┌────────

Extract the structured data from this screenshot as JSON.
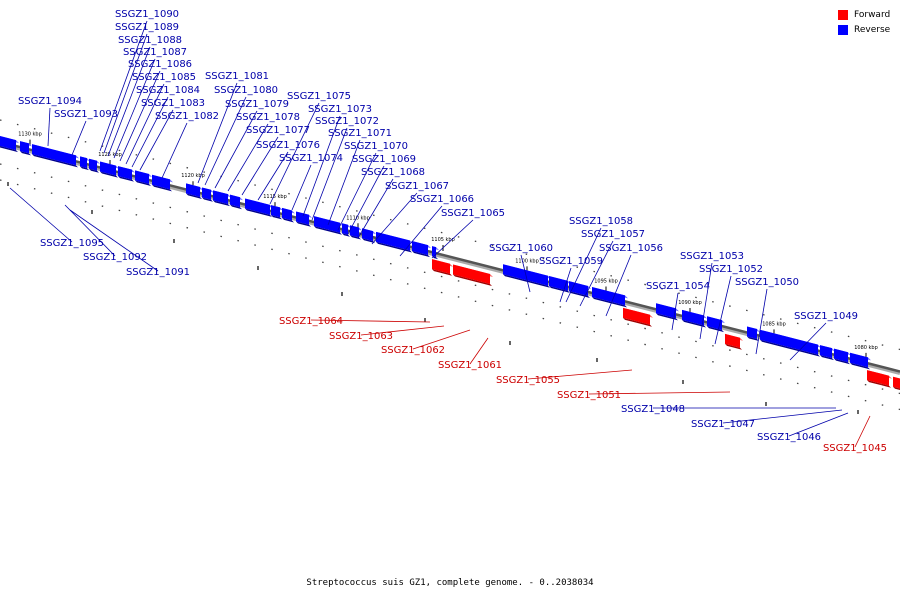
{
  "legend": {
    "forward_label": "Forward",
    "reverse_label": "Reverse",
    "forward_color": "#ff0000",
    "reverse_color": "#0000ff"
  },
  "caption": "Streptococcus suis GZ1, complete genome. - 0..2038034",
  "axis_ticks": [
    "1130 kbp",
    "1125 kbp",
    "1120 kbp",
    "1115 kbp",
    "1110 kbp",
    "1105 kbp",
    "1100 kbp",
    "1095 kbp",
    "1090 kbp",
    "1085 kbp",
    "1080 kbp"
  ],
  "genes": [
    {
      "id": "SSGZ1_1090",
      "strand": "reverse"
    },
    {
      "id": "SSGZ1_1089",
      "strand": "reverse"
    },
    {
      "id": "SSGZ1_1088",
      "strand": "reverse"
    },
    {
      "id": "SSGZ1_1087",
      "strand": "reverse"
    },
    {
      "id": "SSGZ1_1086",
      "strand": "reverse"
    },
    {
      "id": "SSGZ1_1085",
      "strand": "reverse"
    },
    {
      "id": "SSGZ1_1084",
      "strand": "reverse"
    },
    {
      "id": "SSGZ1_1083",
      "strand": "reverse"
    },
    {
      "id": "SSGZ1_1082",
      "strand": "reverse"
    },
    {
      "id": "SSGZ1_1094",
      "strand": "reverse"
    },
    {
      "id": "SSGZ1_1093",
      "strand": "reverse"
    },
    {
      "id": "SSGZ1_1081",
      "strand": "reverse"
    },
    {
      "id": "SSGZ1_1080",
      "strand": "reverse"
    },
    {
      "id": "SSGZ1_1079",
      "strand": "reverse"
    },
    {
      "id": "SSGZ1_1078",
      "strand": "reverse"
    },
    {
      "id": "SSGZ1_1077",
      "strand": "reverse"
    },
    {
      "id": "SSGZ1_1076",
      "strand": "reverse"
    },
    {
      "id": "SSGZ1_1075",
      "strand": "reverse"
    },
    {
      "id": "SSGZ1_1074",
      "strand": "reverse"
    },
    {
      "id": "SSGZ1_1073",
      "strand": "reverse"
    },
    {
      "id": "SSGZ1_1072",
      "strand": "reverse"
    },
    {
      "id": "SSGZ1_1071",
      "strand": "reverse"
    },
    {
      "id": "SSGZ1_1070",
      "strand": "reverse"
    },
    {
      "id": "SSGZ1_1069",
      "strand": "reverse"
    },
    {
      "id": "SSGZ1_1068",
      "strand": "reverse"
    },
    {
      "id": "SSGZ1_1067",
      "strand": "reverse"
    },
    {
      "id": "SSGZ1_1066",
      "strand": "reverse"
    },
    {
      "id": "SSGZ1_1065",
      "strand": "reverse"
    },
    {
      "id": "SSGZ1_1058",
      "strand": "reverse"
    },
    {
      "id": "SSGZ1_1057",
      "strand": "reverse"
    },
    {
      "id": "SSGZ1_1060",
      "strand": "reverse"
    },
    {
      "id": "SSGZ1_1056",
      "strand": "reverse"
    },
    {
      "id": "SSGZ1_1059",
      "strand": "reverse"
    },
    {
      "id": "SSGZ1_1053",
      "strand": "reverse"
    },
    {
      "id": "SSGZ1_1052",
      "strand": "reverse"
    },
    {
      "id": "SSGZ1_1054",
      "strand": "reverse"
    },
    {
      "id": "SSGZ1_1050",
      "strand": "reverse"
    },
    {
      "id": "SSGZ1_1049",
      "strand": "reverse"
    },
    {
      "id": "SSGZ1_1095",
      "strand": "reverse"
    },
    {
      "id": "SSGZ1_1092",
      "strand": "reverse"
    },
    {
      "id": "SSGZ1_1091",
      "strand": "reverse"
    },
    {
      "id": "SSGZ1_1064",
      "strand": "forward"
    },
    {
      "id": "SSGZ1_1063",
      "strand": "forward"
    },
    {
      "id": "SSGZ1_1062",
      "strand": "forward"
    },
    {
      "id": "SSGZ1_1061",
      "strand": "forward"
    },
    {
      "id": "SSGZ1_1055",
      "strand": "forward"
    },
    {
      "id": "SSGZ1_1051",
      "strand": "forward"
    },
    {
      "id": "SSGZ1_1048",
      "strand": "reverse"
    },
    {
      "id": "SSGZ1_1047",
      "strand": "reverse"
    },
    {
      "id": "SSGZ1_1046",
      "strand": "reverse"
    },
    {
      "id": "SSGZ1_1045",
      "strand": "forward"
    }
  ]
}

└────────
┌────────

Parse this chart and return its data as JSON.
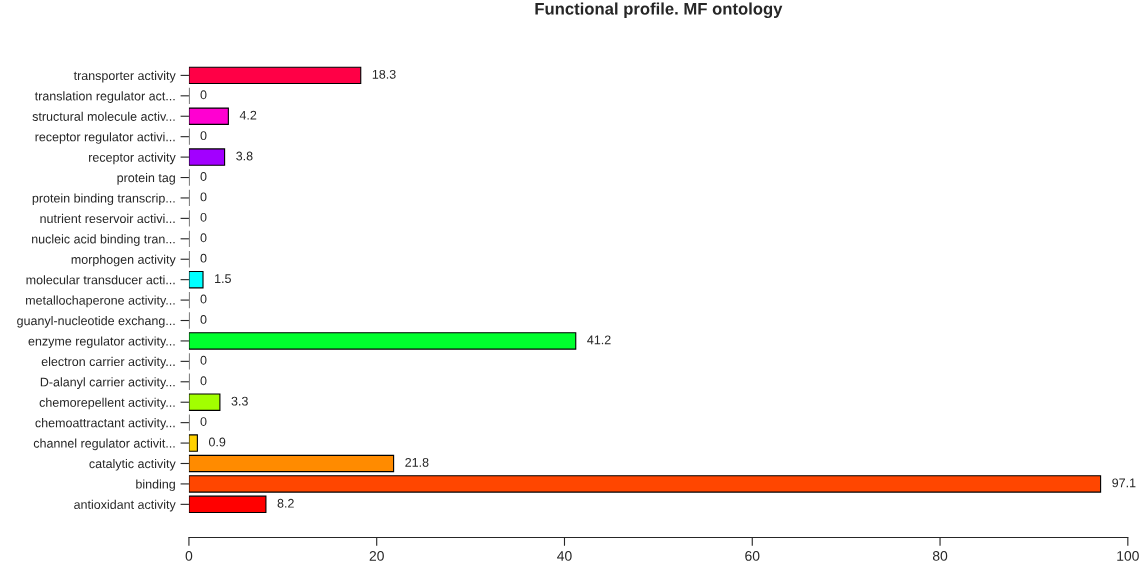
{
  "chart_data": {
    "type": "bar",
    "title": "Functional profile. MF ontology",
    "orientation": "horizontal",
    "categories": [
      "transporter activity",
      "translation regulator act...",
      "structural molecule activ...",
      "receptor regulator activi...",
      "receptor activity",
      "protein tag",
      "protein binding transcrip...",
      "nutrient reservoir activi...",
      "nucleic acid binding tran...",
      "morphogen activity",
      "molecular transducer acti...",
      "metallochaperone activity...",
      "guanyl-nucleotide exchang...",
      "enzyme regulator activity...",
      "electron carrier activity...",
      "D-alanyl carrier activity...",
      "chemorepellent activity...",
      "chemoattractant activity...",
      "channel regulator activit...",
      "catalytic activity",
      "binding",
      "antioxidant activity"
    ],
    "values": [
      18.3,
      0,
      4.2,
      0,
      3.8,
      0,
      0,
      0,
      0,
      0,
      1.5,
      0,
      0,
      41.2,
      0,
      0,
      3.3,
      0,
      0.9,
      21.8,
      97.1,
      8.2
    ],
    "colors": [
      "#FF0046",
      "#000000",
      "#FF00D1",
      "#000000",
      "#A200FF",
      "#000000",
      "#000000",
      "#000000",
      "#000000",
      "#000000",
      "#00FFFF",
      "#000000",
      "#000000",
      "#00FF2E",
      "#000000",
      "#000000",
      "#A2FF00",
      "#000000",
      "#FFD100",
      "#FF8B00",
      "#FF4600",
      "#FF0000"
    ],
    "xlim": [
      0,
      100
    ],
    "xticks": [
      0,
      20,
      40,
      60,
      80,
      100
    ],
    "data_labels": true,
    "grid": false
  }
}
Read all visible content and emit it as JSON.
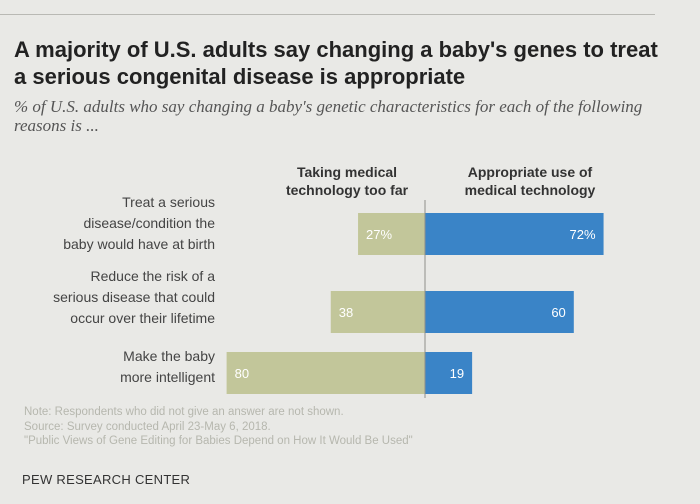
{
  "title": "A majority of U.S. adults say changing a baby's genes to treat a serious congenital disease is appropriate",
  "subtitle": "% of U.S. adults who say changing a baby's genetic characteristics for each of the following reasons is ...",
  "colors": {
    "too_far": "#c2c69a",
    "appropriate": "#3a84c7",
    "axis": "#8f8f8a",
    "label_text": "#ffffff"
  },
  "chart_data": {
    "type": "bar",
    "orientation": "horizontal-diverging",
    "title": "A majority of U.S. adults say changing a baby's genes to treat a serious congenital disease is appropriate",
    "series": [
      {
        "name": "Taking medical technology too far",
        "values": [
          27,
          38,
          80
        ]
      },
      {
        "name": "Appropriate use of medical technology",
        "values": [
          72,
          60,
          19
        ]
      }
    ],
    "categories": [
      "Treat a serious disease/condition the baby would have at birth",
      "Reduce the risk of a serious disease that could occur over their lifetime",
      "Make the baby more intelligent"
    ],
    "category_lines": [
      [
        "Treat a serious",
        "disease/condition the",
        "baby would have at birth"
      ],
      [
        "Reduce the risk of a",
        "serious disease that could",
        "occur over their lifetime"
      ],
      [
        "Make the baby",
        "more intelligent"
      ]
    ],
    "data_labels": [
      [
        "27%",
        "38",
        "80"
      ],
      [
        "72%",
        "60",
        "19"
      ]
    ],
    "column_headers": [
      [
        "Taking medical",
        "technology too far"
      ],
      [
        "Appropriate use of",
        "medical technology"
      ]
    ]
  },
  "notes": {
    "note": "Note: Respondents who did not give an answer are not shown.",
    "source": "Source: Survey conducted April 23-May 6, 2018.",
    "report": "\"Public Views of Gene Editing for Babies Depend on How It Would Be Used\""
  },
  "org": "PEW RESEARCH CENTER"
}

└────────

• _WHAT TO PRODUCE_: Identify all lines in the records above with the word "orientation".

• _ANSWER SECTION_:
    "orientation": "horizontal",
    "orientation": "horizontal-diverging",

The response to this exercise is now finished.